[DATASET EXCERPTS]
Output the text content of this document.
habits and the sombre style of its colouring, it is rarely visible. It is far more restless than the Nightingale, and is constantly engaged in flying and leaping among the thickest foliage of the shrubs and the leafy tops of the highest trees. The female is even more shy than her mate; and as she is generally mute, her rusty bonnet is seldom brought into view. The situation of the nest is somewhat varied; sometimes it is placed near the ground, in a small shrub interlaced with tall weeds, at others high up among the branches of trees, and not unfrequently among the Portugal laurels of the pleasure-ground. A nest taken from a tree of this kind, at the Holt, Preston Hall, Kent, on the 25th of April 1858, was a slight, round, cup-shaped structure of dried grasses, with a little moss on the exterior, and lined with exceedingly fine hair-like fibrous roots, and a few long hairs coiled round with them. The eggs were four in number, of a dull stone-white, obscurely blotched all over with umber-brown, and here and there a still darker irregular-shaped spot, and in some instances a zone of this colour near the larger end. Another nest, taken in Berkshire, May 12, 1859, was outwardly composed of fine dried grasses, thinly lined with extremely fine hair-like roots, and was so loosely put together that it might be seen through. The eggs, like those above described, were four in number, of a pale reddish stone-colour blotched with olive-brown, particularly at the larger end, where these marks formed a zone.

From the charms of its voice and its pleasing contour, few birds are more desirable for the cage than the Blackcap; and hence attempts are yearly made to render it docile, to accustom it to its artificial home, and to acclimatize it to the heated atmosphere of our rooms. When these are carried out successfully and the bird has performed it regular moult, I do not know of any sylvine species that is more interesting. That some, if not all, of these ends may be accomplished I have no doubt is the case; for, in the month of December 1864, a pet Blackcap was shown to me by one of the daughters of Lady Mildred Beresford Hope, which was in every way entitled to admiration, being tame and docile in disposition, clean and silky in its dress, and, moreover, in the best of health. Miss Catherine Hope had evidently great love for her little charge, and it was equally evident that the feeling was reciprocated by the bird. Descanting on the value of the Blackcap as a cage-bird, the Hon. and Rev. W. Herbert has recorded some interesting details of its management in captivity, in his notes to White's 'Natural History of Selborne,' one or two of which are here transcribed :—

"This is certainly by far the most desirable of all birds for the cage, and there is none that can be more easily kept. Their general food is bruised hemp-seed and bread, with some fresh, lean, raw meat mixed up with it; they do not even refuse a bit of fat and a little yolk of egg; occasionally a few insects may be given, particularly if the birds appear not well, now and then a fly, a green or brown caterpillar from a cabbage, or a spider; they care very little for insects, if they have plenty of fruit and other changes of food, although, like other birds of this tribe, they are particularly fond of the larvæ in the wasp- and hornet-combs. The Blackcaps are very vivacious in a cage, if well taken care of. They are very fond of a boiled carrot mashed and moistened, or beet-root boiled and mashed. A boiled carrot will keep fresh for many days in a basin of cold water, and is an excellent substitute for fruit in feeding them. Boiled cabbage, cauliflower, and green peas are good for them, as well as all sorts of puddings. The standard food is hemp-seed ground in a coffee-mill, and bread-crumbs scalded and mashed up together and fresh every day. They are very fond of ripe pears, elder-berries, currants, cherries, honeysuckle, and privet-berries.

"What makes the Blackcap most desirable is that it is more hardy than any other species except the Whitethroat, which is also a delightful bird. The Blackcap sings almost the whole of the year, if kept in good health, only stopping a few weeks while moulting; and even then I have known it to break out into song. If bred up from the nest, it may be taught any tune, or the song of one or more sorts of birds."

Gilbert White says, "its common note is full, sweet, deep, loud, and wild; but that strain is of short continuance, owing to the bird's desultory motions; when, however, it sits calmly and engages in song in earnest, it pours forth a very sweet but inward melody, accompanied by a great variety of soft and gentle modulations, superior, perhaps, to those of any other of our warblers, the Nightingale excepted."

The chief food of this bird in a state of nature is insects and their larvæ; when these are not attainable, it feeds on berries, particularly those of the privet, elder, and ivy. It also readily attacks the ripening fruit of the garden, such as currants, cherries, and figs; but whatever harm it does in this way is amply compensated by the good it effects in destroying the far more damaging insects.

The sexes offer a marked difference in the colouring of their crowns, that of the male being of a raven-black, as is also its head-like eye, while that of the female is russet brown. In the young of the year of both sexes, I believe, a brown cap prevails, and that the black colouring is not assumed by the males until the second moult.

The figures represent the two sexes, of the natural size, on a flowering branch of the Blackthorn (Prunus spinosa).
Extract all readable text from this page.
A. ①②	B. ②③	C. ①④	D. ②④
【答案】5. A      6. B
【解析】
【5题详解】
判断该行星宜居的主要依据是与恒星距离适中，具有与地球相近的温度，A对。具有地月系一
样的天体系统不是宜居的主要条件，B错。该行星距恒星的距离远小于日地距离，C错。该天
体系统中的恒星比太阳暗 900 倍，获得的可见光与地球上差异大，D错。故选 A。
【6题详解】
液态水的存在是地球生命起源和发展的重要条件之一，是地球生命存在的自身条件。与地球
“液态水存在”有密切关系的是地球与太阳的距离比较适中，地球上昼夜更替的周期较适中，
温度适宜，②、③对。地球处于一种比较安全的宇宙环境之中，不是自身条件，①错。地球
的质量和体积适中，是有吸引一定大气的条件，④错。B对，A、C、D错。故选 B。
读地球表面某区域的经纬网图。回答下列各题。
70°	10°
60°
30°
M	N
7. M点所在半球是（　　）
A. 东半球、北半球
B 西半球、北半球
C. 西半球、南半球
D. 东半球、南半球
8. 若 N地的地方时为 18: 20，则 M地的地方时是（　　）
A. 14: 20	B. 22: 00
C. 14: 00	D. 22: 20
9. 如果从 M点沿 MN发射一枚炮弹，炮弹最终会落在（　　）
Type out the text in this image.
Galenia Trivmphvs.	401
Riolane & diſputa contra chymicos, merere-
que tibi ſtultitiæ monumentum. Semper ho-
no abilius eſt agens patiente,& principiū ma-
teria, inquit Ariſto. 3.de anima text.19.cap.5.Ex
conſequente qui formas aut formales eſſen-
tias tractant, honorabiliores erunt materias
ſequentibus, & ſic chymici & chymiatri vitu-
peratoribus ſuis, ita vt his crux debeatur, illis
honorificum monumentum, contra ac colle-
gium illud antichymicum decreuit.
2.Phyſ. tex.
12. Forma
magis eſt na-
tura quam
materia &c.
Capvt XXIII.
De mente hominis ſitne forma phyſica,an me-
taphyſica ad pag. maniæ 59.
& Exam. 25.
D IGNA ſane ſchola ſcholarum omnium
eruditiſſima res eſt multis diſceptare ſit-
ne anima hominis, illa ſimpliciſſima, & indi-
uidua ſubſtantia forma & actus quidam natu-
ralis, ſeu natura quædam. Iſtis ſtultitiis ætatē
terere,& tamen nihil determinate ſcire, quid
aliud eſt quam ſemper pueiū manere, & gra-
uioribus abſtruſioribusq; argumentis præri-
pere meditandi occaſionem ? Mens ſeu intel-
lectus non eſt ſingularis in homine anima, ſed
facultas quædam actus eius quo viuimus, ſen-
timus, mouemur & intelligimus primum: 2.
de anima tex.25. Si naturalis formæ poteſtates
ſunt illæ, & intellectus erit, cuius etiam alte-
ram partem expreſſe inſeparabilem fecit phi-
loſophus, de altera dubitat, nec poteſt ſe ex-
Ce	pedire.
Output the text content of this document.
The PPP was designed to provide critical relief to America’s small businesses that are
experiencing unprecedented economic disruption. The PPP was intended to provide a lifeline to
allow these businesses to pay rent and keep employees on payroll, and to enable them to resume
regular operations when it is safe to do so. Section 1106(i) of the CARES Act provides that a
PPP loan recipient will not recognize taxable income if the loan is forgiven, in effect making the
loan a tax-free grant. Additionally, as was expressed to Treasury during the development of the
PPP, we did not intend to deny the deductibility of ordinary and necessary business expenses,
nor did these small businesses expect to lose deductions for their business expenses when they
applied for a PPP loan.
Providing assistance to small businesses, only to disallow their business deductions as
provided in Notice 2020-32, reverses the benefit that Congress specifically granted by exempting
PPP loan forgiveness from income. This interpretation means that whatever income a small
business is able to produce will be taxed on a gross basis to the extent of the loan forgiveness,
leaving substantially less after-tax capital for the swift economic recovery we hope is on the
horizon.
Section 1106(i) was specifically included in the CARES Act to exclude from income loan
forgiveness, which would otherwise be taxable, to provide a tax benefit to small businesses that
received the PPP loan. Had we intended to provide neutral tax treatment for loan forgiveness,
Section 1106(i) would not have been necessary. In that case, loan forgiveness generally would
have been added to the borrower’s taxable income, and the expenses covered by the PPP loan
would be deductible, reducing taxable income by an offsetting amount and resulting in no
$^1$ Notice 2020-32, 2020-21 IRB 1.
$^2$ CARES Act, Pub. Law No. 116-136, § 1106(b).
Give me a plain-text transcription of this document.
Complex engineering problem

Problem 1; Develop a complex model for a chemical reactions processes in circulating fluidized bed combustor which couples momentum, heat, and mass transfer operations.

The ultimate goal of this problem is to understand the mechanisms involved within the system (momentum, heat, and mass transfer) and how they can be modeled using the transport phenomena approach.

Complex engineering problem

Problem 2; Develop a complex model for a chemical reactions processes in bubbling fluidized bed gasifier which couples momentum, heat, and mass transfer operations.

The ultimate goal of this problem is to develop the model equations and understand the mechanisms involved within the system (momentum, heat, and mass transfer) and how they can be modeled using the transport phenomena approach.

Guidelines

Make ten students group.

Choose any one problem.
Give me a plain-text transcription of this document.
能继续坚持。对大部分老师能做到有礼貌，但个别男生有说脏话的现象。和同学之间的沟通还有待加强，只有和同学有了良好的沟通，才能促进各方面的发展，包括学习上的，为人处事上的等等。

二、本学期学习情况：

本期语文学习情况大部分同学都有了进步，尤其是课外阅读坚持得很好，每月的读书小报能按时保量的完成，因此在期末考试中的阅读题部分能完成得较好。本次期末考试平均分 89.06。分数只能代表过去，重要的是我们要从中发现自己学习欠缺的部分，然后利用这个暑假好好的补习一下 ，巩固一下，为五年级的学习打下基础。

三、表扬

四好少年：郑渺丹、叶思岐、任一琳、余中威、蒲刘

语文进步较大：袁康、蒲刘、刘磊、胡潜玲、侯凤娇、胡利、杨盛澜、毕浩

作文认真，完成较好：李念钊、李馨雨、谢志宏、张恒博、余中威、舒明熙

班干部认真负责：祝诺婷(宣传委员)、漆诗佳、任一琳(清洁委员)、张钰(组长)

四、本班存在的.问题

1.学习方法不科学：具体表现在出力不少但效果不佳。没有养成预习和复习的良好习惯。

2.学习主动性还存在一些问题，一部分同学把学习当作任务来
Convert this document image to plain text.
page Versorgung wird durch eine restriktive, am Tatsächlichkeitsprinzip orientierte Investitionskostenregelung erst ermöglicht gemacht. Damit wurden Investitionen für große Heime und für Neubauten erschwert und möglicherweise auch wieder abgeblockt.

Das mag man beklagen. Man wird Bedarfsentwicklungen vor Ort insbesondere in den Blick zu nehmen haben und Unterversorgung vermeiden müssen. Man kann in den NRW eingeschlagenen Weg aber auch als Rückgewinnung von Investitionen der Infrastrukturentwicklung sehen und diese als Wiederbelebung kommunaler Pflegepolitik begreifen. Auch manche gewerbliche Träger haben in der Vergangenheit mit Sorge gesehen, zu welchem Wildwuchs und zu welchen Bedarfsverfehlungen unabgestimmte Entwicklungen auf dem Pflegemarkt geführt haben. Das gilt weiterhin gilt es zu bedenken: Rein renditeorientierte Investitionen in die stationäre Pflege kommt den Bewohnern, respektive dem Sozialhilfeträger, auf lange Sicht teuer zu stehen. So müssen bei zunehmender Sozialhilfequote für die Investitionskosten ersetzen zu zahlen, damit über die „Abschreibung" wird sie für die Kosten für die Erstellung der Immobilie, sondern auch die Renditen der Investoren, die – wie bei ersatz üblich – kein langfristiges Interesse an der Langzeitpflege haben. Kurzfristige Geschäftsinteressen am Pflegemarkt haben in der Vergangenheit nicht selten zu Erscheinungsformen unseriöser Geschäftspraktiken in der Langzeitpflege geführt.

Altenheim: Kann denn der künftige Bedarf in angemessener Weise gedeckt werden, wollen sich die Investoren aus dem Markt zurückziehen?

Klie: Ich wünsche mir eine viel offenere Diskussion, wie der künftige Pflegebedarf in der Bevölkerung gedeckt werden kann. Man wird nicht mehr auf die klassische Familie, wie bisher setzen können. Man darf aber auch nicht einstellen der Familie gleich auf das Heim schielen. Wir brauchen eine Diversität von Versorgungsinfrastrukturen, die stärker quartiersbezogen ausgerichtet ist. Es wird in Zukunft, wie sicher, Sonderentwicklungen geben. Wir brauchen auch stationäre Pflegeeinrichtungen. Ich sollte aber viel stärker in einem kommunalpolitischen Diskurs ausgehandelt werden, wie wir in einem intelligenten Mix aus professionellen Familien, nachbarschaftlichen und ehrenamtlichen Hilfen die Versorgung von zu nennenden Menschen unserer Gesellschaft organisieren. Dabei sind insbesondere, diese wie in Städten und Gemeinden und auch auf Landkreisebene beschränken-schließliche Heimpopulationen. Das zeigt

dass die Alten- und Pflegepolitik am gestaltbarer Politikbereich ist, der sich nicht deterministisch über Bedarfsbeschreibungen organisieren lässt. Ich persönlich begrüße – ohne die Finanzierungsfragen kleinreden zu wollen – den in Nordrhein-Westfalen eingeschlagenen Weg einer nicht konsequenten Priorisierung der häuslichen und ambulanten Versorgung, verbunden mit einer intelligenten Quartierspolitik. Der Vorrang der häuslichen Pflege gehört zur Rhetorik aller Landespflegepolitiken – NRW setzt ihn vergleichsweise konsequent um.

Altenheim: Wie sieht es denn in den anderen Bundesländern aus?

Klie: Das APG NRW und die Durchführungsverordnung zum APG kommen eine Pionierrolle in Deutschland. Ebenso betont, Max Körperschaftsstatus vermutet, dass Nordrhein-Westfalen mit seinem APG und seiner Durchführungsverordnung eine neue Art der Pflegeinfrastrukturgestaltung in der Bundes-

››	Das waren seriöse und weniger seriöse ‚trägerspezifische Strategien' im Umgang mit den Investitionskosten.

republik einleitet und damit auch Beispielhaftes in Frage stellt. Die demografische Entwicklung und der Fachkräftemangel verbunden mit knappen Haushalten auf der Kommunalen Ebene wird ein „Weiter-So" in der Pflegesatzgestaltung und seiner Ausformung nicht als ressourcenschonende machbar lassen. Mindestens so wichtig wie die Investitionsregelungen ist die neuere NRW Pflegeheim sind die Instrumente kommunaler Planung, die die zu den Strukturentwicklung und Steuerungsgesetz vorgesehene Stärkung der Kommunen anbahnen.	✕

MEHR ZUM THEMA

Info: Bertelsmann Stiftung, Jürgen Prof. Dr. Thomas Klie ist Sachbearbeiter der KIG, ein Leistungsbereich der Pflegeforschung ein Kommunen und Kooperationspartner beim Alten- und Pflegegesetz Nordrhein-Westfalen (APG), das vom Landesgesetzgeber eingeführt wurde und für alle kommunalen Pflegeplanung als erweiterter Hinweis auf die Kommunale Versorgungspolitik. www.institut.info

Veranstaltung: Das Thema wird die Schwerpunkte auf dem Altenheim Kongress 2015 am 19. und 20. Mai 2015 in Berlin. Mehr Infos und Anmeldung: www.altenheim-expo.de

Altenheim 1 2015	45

[PROBLEM STATEMENT]
Among the lines of the data, identify those with the word "CARES". Copy each of them.

[WRITTEN RESPONSE]
regular operations when it is safe to do so. Section 1106(i) of the CARES Act provides that a
Section 1106(i) was specifically included in the CARES Act to exclude from income loan
$^2$ CARES Act, Pub. Law No. 116-136, § 1106(b).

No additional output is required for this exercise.